Could you transcribe the material below exactly, without leaving out a single line?

--- START OF The records ---

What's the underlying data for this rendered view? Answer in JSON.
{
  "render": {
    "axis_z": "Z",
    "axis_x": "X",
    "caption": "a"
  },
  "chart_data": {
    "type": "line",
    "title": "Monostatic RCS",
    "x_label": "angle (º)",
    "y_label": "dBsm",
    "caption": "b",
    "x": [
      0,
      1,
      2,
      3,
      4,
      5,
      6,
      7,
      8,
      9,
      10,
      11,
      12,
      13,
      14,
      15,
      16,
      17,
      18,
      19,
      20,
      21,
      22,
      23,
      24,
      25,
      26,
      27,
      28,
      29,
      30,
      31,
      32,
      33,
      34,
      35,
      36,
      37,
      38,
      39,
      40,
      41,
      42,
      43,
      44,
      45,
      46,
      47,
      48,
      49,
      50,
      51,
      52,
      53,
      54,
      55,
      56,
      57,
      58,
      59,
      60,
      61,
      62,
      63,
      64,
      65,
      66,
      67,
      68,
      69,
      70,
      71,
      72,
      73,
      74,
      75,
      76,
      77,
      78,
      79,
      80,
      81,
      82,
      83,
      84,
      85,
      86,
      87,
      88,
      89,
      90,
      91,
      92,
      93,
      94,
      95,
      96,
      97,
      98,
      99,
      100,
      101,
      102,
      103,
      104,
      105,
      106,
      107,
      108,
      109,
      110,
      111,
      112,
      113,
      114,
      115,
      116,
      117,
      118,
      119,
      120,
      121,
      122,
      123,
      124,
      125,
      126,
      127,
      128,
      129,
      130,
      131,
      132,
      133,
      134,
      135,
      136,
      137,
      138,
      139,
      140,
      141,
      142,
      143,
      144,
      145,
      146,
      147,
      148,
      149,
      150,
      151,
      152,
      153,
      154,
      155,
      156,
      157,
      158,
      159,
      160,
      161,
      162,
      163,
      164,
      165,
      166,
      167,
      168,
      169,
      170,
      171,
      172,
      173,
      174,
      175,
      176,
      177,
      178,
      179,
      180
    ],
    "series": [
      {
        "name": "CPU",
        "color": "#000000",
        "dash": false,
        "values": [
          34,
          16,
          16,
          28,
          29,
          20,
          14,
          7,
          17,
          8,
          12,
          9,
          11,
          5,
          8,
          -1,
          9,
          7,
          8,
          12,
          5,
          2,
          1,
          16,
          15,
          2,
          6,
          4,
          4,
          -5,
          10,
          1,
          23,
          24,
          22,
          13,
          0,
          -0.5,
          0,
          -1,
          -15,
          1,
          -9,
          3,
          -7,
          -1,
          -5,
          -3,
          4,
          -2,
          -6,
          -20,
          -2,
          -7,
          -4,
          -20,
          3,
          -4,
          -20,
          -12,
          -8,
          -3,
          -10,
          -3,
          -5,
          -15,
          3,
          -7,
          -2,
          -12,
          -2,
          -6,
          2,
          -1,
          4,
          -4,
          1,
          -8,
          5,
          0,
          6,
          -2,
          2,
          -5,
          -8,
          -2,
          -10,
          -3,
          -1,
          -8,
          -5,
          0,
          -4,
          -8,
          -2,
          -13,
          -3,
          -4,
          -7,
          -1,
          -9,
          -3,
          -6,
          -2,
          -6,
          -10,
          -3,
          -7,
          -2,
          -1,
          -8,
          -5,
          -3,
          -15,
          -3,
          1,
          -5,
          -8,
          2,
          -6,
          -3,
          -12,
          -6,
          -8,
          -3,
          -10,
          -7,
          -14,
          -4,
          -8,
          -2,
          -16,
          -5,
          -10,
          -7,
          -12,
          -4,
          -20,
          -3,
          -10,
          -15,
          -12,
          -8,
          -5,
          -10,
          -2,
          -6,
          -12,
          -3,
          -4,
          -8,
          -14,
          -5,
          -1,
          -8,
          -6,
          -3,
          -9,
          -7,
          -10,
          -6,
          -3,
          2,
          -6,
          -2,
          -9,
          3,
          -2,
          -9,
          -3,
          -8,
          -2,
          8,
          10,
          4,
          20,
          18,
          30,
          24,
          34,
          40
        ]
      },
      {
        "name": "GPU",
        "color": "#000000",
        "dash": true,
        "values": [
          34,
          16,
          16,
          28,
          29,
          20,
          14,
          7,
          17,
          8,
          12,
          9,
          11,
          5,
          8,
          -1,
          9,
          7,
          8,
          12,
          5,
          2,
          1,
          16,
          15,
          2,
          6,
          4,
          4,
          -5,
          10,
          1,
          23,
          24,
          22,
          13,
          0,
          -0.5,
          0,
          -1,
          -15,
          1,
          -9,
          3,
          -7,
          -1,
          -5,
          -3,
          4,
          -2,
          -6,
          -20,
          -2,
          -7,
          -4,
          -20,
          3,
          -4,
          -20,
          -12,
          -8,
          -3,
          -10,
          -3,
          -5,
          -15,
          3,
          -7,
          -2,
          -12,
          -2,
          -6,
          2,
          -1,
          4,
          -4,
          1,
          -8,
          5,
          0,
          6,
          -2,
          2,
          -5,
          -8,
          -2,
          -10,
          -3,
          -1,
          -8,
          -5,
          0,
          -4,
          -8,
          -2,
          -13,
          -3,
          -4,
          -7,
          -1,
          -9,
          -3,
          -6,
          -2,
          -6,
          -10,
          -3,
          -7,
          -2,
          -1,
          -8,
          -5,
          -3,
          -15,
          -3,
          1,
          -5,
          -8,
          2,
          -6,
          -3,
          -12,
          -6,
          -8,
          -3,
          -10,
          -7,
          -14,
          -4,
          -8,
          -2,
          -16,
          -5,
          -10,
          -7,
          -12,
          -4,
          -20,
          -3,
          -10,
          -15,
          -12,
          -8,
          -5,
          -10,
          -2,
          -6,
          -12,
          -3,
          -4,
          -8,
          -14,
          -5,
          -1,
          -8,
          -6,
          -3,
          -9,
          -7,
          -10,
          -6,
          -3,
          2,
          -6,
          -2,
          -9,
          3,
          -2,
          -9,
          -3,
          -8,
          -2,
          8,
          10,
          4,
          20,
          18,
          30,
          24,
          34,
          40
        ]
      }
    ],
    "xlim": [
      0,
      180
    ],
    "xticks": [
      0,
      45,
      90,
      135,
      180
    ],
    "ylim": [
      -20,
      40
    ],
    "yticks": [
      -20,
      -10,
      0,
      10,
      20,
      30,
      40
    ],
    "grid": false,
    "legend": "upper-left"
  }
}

--- END OF The records ---

Expected answer
What's the underlying data for this rendered view? Answer in JSON.
{
  "render": {
    "axis_z": "Z",
    "axis_x": "X",
    "caption": "a"
  },
  "chart_data": {
    "type": "line",
    "title": "Monostatic RCS",
    "x_label": "angle (º)",
    "y_label": "dBsm",
    "caption": "b",
    "x": [
      0,
      1,
      2,
      3,
      4,
      5,
      6,
      7,
      8,
      9,
      10,
      11,
      12,
      13,
      14,
      15,
      16,
      17,
      18,
      19,
      20,
      21,
      22,
      23,
      24,
      25,
      26,
      27,
      28,
      29,
      30,
      31,
      32,
      33,
      34,
      35,
      36,
      37,
      38,
      39,
      40,
      41,
      42,
      43,
      44,
      45,
      46,
      47,
      48,
      49,
      50,
      51,
      52,
      53,
      54,
      55,
      56,
      57,
      58,
      59,
      60,
      61,
      62,
      63,
      64,
      65,
      66,
      67,
      68,
      69,
      70,
      71,
      72,
      73,
      74,
      75,
      76,
      77,
      78,
      79,
      80,
      81,
      82,
      83,
      84,
      85,
      86,
      87,
      88,
      89,
      90,
      91,
      92,
      93,
      94,
      95,
      96,
      97,
      98,
      99,
      100,
      101,
      102,
      103,
      104,
      105,
      106,
      107,
      108,
      109,
      110,
      111,
      112,
      113,
      114,
      115,
      116,
      117,
      118,
      119,
      120,
      121,
      122,
      123,
      124,
      125,
      126,
      127,
      128,
      129,
      130,
      131,
      132,
      133,
      134,
      135,
      136,
      137,
      138,
      139,
      140,
      141,
      142,
      143,
      144,
      145,
      146,
      147,
      148,
      149,
      150,
      151,
      152,
      153,
      154,
      155,
      156,
      157,
      158,
      159,
      160,
      161,
      162,
      163,
      164,
      165,
      166,
      167,
      168,
      169,
      170,
      171,
      172,
      173,
      174,
      175,
      176,
      177,
      178,
      179,
      180
    ],
    "series": [
      {
        "name": "CPU",
        "color": "#000000",
        "dash": false,
        "values": [
          34,
          16,
          16,
          28,
          29,
          20,
          14,
          7,
          17,
          8,
          12,
          9,
          11,
          5,
          8,
          -1,
          9,
          7,
          8,
          12,
          5,
          2,
          1,
          16,
          15,
          2,
          6,
          4,
          4,
          -5,
          10,
          1,
          23,
          24,
          22,
          13,
          0,
          -0.5,
          0,
          -1,
          -15,
          1,
          -9,
          3,
          -7,
          -1,
          -5,
          -3,
          4,
          -2,
          -6,
          -20,
          -2,
          -7,
          -4,
          -20,
          3,
          -4,
          -20,
          -12,
          -8,
          -3,
          -10,
          -3,
          -5,
          -15,
          3,
          -7,
          -2,
          -12,
          -2,
          -6,
          2,
          -1,
          4,
          -4,
          1,
          -8,
          5,
          0,
          6,
          -2,
          2,
          -5,
          -8,
          -2,
          -10,
          -3,
          -1,
          -8,
          -5,
          0,
          -4,
          -8,
          -2,
          -13,
          -3,
          -4,
          -7,
          -1,
          -9,
          -3,
          -6,
          -2,
          -6,
          -10,
          -3,
          -7,
          -2,
          -1,
          -8,
          -5,
          -3,
          -15,
          -3,
          1,
          -5,
          -8,
          2,
          -6,
          -3,
          -12,
          -6,
          -8,
          -3,
          -10,
          -7,
          -14,
          -4,
          -8,
          -2,
          -16,
          -5,
          -10,
          -7,
          -12,
          -4,
          -20,
          -3,
          -10,
          -15,
          -12,
          -8,
          -5,
          -10,
          -2,
          -6,
          -12,
          -3,
          -4,
          -8,
          -14,
          -5,
          -1,
          -8,
          -6,
          -3,
          -9,
          -7,
          -10,
          -6,
          -3,
          2,
          -6,
          -2,
          -9,
          3,
          -2,
          -9,
          -3,
          -8,
          -2,
          8,
          10,
          4,
          20,
          18,
          30,
          24,
          34,
          40
        ]
      },
      {
        "name": "GPU",
        "color": "#000000",
        "dash": true,
        "values": [
          34,
          16,
          16,
          28,
          29,
          20,
          14,
          7,
          17,
          8,
          12,
          9,
          11,
          5,
          8,
          -1,
          9,
          7,
          8,
          12,
          5,
          2,
          1,
          16,
          15,
          2,
          6,
          4,
          4,
          -5,
          10,
          1,
          23,
          24,
          22,
          13,
          0,
          -0.5,
          0,
          -1,
          -15,
          1,
          -9,
          3,
          -7,
          -1,
          -5,
          -3,
          4,
          -2,
          -6,
          -20,
          -2,
          -7,
          -4,
          -20,
          3,
          -4,
          -20,
          -12,
          -8,
          -3,
          -10,
          -3,
          -5,
          -15,
          3,
          -7,
          -2,
          -12,
          -2,
          -6,
          2,
          -1,
          4,
          -4,
          1,
          -8,
          5,
          0,
          6,
          -2,
          2,
          -5,
          -8,
          -2,
          -10,
          -3,
          -1,
          -8,
          -5,
          0,
          -4,
          -8,
          -2,
          -13,
          -3,
          -4,
          -7,
          -1,
          -9,
          -3,
          -6,
          -2,
          -6,
          -10,
          -3,
          -7,
          -2,
          -1,
          -8,
          -5,
          -3,
          -15,
          -3,
          1,
          -5,
          -8,
          2,
          -6,
          -3,
          -12,
          -6,
          -8,
          -3,
          -10,
          -7,
          -14,
          -4,
          -8,
          -2,
          -16,
          -5,
          -10,
          -7,
          -12,
          -4,
          -20,
          -3,
          -10,
          -15,
          -12,
          -8,
          -5,
          -10,
          -2,
          -6,
          -12,
          -3,
          -4,
          -8,
          -14,
          -5,
          -1,
          -8,
          -6,
          -3,
          -9,
          -7,
          -10,
          -6,
          -3,
          2,
          -6,
          -2,
          -9,
          3,
          -2,
          -9,
          -3,
          -8,
          -2,
          8,
          10,
          4,
          20,
          18,
          30,
          24,
          34,
          40
        ]
      }
    ],
    "xlim": [
      0,
      180
    ],
    "xticks": [
      0,
      45,
      90,
      135,
      180
    ],
    "ylim": [
      -20,
      40
    ],
    "yticks": [
      -20,
      -10,
      0,
      10,
      20,
      30,
      40
    ],
    "grid": false,
    "legend": "upper-left"
  }
}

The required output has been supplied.